[WHAT TO WORK ON]: Lines that hold the word "Practices" should be located and copied.

[ENTRIES]:
## begin

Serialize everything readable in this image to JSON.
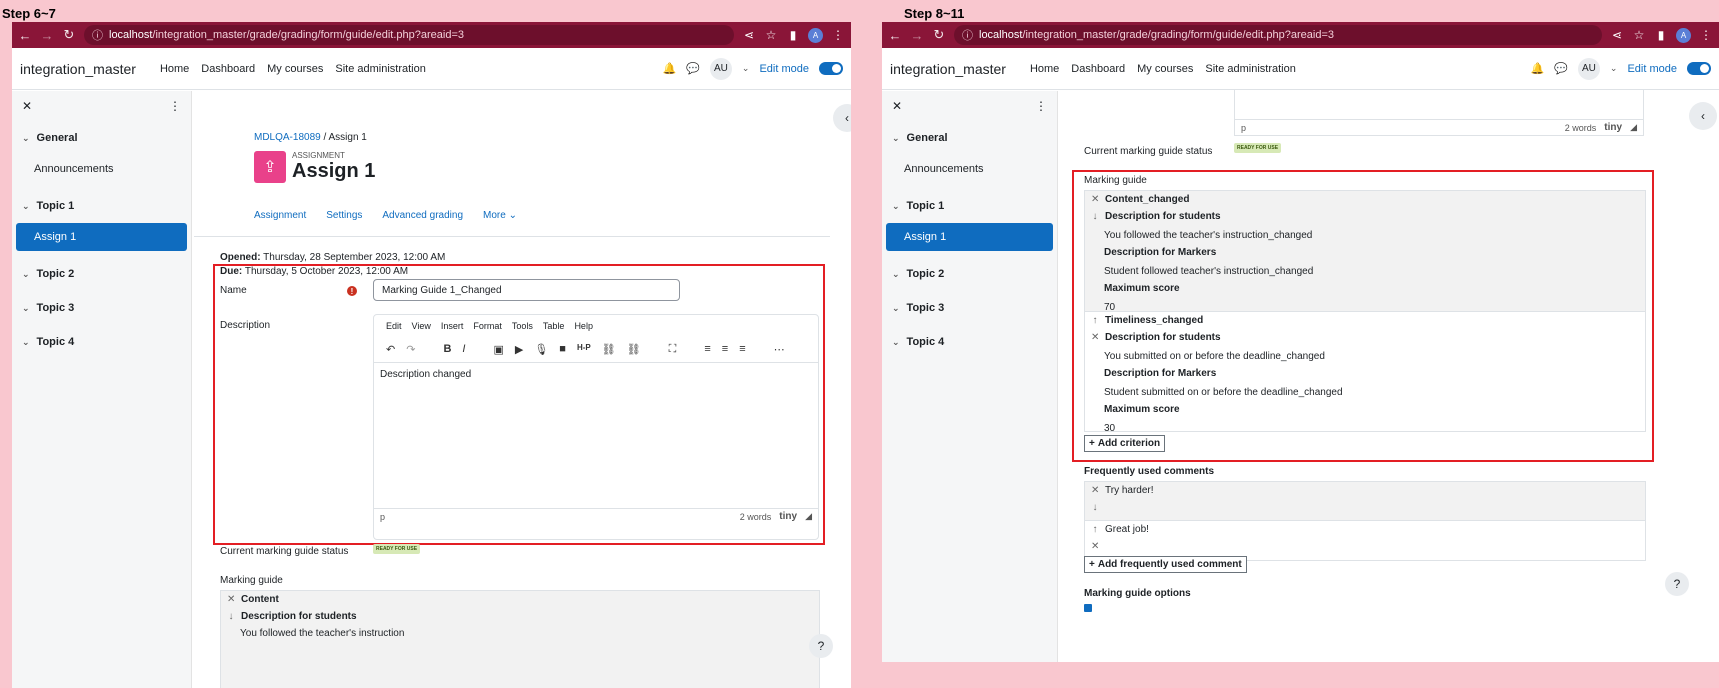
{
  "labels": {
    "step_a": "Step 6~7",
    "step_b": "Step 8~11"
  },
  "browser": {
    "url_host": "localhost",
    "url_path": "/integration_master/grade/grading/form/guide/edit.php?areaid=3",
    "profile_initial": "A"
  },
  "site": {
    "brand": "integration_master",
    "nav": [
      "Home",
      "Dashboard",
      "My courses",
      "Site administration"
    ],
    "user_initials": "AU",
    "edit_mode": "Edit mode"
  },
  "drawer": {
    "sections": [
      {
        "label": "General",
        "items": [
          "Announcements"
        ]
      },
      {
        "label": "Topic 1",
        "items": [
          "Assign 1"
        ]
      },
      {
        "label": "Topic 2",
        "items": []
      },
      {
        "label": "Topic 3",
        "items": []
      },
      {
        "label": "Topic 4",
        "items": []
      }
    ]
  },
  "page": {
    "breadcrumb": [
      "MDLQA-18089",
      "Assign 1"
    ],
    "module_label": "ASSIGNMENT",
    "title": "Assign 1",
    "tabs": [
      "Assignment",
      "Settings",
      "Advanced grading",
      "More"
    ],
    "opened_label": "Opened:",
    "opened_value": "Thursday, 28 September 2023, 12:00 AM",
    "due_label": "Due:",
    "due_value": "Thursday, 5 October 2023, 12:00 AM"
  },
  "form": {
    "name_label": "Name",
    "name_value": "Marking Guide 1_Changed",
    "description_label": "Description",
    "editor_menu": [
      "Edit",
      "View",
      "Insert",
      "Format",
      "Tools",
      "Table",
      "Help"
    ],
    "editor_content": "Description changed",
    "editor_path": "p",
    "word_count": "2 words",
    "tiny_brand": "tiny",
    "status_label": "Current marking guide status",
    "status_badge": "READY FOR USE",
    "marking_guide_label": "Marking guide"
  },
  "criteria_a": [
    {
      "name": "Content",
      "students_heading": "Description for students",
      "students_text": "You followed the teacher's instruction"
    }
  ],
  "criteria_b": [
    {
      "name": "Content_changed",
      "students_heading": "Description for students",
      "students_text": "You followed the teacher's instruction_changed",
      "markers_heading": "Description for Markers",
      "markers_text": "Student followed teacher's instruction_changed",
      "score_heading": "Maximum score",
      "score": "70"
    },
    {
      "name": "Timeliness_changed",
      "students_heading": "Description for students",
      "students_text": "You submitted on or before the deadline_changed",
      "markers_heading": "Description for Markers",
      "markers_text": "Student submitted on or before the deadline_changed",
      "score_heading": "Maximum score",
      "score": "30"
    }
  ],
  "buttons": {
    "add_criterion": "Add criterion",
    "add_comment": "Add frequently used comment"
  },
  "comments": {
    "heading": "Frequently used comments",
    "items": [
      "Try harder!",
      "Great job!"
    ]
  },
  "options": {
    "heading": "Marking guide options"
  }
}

## end
## begin

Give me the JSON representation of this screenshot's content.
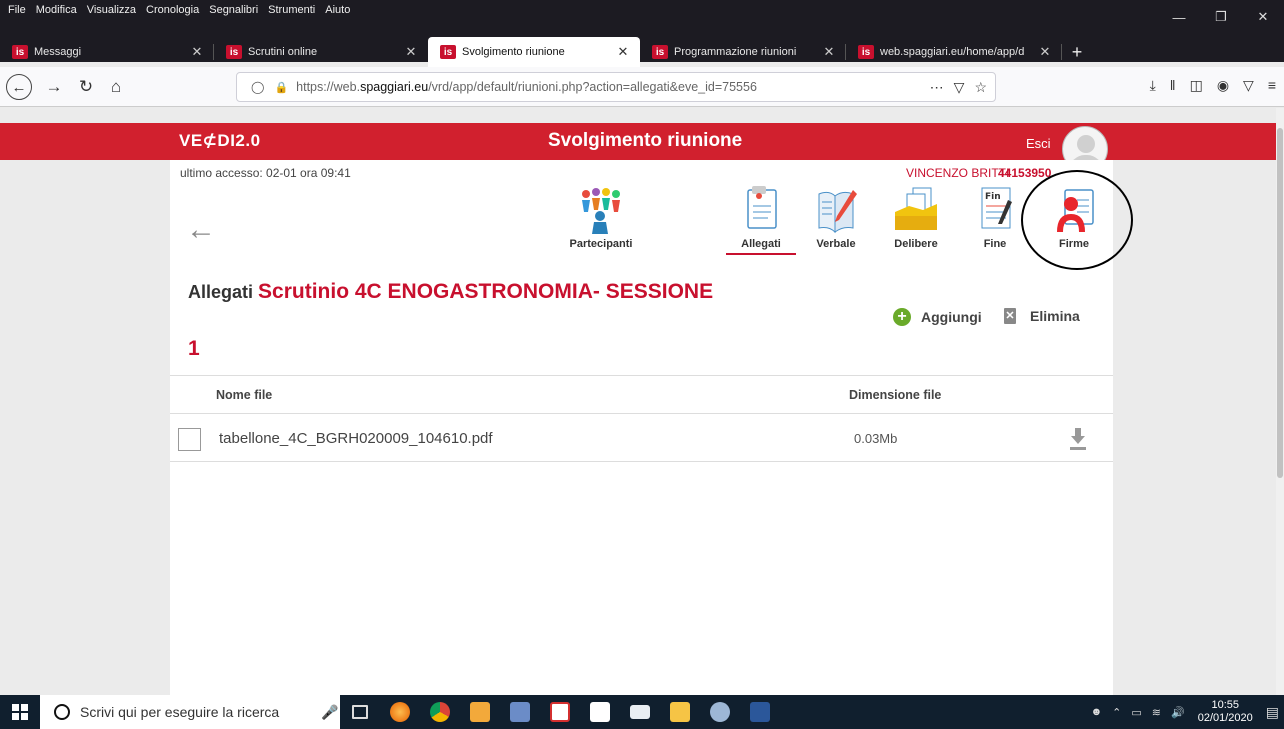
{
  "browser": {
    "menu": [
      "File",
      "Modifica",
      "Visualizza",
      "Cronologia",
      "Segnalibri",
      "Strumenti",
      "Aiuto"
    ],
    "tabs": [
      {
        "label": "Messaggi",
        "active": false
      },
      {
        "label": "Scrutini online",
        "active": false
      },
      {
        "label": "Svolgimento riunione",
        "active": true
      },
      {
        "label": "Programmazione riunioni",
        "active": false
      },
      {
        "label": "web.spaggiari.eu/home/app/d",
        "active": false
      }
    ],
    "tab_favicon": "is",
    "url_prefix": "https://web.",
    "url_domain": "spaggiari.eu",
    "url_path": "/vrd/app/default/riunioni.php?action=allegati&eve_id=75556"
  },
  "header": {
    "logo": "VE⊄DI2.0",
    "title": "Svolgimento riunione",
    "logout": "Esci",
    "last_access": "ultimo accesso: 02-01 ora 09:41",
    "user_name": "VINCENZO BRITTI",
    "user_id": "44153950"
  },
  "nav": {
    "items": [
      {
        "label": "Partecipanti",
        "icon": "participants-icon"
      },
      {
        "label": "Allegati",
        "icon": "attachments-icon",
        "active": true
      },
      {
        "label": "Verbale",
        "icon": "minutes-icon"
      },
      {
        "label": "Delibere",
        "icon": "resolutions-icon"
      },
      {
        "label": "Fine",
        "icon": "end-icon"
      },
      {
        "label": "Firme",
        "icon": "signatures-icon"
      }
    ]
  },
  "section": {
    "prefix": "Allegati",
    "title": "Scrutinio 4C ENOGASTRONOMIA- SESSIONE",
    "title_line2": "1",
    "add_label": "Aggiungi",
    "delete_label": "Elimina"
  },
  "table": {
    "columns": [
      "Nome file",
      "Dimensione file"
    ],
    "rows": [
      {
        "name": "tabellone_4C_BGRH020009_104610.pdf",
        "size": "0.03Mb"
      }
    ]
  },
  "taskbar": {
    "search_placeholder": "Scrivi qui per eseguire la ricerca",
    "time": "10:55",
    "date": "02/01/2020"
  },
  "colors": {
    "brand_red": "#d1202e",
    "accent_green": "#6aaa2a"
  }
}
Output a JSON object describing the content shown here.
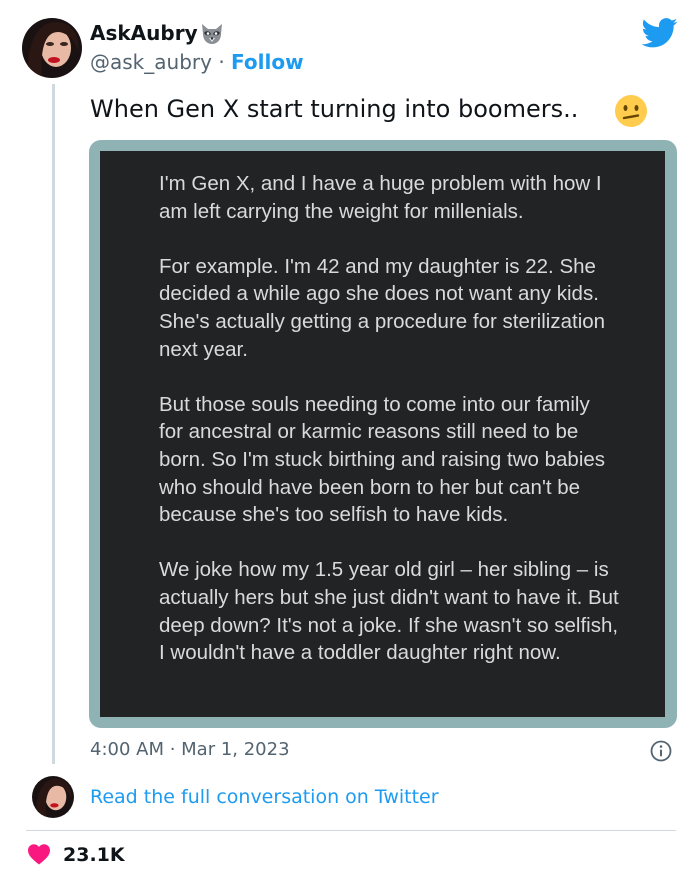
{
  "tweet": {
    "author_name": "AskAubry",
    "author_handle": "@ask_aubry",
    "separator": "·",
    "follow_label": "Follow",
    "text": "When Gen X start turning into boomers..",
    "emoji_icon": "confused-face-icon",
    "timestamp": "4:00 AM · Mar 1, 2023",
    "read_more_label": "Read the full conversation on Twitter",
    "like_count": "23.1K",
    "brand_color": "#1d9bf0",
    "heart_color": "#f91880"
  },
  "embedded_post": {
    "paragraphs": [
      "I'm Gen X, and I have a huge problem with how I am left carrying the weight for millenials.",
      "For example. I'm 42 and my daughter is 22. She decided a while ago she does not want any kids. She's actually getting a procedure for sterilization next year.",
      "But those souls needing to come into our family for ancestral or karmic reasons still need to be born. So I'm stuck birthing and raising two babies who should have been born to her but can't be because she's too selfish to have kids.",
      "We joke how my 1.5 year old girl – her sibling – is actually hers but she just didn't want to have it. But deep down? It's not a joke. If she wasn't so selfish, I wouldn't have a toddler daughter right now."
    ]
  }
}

## end
## begin

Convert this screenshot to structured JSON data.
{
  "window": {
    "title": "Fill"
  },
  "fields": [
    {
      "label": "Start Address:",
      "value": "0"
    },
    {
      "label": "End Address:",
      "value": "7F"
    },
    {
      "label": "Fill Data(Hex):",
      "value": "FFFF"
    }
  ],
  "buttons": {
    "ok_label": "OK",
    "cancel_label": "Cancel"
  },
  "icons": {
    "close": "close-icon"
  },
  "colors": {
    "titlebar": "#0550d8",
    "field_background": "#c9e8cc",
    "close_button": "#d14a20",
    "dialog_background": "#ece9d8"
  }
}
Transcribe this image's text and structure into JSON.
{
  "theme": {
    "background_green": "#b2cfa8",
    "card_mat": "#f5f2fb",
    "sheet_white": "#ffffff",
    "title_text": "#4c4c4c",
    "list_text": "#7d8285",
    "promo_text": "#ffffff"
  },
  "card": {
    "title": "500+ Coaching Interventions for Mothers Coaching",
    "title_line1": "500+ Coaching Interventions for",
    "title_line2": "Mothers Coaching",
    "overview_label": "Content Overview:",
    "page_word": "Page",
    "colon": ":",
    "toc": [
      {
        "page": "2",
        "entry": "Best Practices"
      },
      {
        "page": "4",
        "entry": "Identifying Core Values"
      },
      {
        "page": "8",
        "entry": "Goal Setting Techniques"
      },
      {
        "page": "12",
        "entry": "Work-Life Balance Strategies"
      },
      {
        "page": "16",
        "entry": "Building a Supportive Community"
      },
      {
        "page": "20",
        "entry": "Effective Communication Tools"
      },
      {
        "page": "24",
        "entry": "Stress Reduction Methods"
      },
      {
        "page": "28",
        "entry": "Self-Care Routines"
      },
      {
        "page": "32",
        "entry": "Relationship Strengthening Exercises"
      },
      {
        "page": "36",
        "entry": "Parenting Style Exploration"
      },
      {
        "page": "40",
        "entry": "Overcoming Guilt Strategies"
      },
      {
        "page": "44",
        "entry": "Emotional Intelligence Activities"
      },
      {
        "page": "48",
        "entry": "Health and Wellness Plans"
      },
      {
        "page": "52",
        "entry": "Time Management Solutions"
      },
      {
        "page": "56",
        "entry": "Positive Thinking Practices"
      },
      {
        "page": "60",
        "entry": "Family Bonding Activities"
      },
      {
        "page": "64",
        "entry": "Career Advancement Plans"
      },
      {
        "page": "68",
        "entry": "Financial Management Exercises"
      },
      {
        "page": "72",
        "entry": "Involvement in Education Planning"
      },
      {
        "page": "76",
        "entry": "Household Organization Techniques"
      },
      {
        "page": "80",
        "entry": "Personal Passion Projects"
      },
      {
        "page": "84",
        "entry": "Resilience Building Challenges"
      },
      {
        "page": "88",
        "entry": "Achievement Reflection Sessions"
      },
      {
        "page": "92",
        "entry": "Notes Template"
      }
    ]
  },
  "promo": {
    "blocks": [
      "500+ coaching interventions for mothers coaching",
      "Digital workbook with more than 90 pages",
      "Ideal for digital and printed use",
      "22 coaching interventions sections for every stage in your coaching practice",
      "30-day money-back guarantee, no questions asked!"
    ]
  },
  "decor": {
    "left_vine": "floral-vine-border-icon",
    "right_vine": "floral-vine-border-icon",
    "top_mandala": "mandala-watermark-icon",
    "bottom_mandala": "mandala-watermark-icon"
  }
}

## end

[THE RESPONSE]:
        "entry": "Best Practices"
        "entry": "Positive Thinking Practices"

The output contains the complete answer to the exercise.